▶ Written exercise: Write the material out again in full, exactly.

** start of Record extracts **

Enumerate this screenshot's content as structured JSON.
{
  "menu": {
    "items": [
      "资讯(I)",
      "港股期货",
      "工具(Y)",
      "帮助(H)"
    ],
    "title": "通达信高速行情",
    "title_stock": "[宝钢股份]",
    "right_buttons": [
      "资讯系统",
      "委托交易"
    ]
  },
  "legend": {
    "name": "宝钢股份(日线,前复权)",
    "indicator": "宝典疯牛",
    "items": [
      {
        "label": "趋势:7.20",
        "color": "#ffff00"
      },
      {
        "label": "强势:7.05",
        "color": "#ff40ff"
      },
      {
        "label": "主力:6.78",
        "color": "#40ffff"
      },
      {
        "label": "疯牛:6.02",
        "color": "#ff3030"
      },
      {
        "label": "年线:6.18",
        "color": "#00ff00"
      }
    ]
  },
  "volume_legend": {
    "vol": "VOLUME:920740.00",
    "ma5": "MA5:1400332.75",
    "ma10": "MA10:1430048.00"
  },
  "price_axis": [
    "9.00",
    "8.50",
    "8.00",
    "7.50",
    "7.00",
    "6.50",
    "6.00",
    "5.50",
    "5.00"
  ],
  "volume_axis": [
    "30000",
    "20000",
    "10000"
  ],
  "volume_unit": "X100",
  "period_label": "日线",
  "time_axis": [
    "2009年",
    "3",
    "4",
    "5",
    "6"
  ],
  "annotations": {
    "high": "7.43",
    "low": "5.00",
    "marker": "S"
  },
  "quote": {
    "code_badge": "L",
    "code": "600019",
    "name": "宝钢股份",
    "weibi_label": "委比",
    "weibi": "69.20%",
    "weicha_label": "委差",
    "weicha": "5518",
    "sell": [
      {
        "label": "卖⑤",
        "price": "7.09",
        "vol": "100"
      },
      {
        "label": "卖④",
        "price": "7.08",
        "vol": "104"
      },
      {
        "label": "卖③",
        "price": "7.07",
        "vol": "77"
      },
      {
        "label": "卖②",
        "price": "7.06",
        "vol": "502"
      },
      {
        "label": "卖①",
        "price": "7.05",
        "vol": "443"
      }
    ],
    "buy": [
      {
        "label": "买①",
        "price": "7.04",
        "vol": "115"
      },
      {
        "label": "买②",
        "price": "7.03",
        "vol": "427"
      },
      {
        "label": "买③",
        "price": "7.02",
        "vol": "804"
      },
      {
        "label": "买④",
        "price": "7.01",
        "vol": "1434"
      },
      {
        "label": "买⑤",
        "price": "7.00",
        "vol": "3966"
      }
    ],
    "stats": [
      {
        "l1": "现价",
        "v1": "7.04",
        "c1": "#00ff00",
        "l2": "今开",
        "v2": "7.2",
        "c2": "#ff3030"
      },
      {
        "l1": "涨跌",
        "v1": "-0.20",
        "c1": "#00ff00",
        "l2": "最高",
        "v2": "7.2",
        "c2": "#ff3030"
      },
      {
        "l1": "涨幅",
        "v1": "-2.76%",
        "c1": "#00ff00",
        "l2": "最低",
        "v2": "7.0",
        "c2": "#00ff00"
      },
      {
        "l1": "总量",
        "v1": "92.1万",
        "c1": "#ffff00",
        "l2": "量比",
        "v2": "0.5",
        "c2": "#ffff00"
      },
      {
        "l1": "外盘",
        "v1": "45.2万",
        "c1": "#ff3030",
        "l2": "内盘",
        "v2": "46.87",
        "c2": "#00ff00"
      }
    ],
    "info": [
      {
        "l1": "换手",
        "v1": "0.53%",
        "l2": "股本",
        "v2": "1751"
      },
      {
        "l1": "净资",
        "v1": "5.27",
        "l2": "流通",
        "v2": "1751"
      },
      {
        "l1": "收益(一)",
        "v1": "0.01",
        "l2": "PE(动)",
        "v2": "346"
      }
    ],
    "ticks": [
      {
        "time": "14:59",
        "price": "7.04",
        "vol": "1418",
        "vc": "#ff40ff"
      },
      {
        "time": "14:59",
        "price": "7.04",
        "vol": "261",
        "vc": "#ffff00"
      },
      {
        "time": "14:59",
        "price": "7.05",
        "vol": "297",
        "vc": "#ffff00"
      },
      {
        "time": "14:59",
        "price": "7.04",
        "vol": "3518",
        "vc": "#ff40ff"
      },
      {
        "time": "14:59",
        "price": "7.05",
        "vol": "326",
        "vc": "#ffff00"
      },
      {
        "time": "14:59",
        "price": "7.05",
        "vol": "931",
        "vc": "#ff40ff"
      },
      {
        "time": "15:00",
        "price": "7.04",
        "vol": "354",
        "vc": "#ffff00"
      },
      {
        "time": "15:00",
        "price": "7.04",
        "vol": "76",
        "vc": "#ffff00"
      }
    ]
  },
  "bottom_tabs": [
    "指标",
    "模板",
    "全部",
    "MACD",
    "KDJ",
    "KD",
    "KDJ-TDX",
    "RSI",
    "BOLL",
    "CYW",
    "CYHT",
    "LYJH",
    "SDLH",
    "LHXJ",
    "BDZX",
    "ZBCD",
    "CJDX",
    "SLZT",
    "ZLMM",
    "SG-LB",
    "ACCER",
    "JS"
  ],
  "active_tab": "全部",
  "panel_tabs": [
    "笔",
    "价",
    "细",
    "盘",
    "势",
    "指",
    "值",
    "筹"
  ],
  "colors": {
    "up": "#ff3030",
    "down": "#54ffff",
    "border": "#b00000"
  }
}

** end of Record extracts **

▶ Final result:
Enumerate this screenshot's content as structured JSON.
{
  "menu": {
    "items": [
      "资讯(I)",
      "港股期货",
      "工具(Y)",
      "帮助(H)"
    ],
    "title": "通达信高速行情",
    "title_stock": "[宝钢股份]",
    "right_buttons": [
      "资讯系统",
      "委托交易"
    ]
  },
  "legend": {
    "name": "宝钢股份(日线,前复权)",
    "indicator": "宝典疯牛",
    "items": [
      {
        "label": "趋势:7.20",
        "color": "#ffff00"
      },
      {
        "label": "强势:7.05",
        "color": "#ff40ff"
      },
      {
        "label": "主力:6.78",
        "color": "#40ffff"
      },
      {
        "label": "疯牛:6.02",
        "color": "#ff3030"
      },
      {
        "label": "年线:6.18",
        "color": "#00ff00"
      }
    ]
  },
  "volume_legend": {
    "vol": "VOLUME:920740.00",
    "ma5": "MA5:1400332.75",
    "ma10": "MA10:1430048.00"
  },
  "price_axis": [
    "9.00",
    "8.50",
    "8.00",
    "7.50",
    "7.00",
    "6.50",
    "6.00",
    "5.50",
    "5.00"
  ],
  "volume_axis": [
    "30000",
    "20000",
    "10000"
  ],
  "volume_unit": "X100",
  "period_label": "日线",
  "time_axis": [
    "2009年",
    "3",
    "4",
    "5",
    "6"
  ],
  "annotations": {
    "high": "7.43",
    "low": "5.00",
    "marker": "S"
  },
  "quote": {
    "code_badge": "L",
    "code": "600019",
    "name": "宝钢股份",
    "weibi_label": "委比",
    "weibi": "69.20%",
    "weicha_label": "委差",
    "weicha": "5518",
    "sell": [
      {
        "label": "卖⑤",
        "price": "7.09",
        "vol": "100"
      },
      {
        "label": "卖④",
        "price": "7.08",
        "vol": "104"
      },
      {
        "label": "卖③",
        "price": "7.07",
        "vol": "77"
      },
      {
        "label": "卖②",
        "price": "7.06",
        "vol": "502"
      },
      {
        "label": "卖①",
        "price": "7.05",
        "vol": "443"
      }
    ],
    "buy": [
      {
        "label": "买①",
        "price": "7.04",
        "vol": "115"
      },
      {
        "label": "买②",
        "price": "7.03",
        "vol": "427"
      },
      {
        "label": "买③",
        "price": "7.02",
        "vol": "804"
      },
      {
        "label": "买④",
        "price": "7.01",
        "vol": "1434"
      },
      {
        "label": "买⑤",
        "price": "7.00",
        "vol": "3966"
      }
    ],
    "stats": [
      {
        "l1": "现价",
        "v1": "7.04",
        "c1": "#00ff00",
        "l2": "今开",
        "v2": "7.2",
        "c2": "#ff3030"
      },
      {
        "l1": "涨跌",
        "v1": "-0.20",
        "c1": "#00ff00",
        "l2": "最高",
        "v2": "7.2",
        "c2": "#ff3030"
      },
      {
        "l1": "涨幅",
        "v1": "-2.76%",
        "c1": "#00ff00",
        "l2": "最低",
        "v2": "7.0",
        "c2": "#00ff00"
      },
      {
        "l1": "总量",
        "v1": "92.1万",
        "c1": "#ffff00",
        "l2": "量比",
        "v2": "0.5",
        "c2": "#ffff00"
      },
      {
        "l1": "外盘",
        "v1": "45.2万",
        "c1": "#ff3030",
        "l2": "内盘",
        "v2": "46.87",
        "c2": "#00ff00"
      }
    ],
    "info": [
      {
        "l1": "换手",
        "v1": "0.53%",
        "l2": "股本",
        "v2": "1751"
      },
      {
        "l1": "净资",
        "v1": "5.27",
        "l2": "流通",
        "v2": "1751"
      },
      {
        "l1": "收益(一)",
        "v1": "0.01",
        "l2": "PE(动)",
        "v2": "346"
      }
    ],
    "ticks": [
      {
        "time": "14:59",
        "price": "7.04",
        "vol": "1418",
        "vc": "#ff40ff"
      },
      {
        "time": "14:59",
        "price": "7.04",
        "vol": "261",
        "vc": "#ffff00"
      },
      {
        "time": "14:59",
        "price": "7.05",
        "vol": "297",
        "vc": "#ffff00"
      },
      {
        "time": "14:59",
        "price": "7.04",
        "vol": "3518",
        "vc": "#ff40ff"
      },
      {
        "time": "14:59",
        "price": "7.05",
        "vol": "326",
        "vc": "#ffff00"
      },
      {
        "time": "14:59",
        "price": "7.05",
        "vol": "931",
        "vc": "#ff40ff"
      },
      {
        "time": "15:00",
        "price": "7.04",
        "vol": "354",
        "vc": "#ffff00"
      },
      {
        "time": "15:00",
        "price": "7.04",
        "vol": "76",
        "vc": "#ffff00"
      }
    ]
  },
  "bottom_tabs": [
    "指标",
    "模板",
    "全部",
    "MACD",
    "KDJ",
    "KD",
    "KDJ-TDX",
    "RSI",
    "BOLL",
    "CYW",
    "CYHT",
    "LYJH",
    "SDLH",
    "LHXJ",
    "BDZX",
    "ZBCD",
    "CJDX",
    "SLZT",
    "ZLMM",
    "SG-LB",
    "ACCER",
    "JS"
  ],
  "active_tab": "全部",
  "panel_tabs": [
    "笔",
    "价",
    "细",
    "盘",
    "势",
    "指",
    "值",
    "筹"
  ],
  "colors": {
    "up": "#ff3030",
    "down": "#54ffff",
    "border": "#b00000"
  }
}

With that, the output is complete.